### Items
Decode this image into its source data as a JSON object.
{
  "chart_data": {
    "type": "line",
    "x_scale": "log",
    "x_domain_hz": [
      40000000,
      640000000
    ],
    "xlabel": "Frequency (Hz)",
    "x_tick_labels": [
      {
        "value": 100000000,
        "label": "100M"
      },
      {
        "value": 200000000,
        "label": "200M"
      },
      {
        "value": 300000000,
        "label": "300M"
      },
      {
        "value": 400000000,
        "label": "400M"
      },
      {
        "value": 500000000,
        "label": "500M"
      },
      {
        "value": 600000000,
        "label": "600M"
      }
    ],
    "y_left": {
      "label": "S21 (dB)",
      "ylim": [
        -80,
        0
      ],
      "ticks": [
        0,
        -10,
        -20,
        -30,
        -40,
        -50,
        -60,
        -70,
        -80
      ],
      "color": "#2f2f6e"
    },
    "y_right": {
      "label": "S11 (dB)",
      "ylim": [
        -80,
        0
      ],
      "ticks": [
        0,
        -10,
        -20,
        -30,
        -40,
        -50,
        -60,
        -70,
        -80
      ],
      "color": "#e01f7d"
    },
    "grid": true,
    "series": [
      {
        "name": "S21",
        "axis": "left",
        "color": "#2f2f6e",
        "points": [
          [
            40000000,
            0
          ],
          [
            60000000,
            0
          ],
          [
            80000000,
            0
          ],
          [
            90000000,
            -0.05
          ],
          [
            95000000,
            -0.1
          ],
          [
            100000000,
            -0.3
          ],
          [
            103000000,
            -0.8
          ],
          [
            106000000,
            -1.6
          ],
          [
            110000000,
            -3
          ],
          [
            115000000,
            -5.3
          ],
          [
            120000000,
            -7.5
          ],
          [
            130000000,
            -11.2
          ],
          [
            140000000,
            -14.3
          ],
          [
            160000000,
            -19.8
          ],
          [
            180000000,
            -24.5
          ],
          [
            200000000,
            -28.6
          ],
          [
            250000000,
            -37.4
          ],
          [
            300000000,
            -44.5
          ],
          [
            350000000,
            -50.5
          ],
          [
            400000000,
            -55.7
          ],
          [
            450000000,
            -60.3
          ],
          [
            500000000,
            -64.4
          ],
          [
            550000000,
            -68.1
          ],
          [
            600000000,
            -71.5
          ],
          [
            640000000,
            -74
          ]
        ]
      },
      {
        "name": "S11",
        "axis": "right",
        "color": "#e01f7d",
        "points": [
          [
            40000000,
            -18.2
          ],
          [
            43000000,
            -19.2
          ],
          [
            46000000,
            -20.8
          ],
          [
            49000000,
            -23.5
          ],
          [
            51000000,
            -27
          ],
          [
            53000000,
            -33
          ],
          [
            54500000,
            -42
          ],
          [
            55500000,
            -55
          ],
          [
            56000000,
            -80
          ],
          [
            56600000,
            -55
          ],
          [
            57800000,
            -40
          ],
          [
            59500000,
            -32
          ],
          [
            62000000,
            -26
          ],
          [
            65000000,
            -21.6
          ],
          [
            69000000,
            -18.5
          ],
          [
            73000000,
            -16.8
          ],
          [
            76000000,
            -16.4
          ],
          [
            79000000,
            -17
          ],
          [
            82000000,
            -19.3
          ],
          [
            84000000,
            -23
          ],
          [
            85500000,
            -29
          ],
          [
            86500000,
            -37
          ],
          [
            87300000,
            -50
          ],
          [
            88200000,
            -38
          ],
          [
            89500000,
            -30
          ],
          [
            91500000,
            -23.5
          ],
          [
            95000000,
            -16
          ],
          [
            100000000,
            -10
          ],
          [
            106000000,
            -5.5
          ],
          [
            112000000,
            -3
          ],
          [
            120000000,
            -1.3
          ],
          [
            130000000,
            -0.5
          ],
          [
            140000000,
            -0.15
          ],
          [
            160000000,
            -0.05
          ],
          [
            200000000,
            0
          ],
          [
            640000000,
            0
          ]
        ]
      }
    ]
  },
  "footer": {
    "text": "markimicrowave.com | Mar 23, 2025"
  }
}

### What you should do
Show each line of the data that contains the string "color".

### Response
      "color": "#2f2f6e"
      "color": "#e01f7d"
        "color": "#2f2f6e",
        "color": "#e01f7d",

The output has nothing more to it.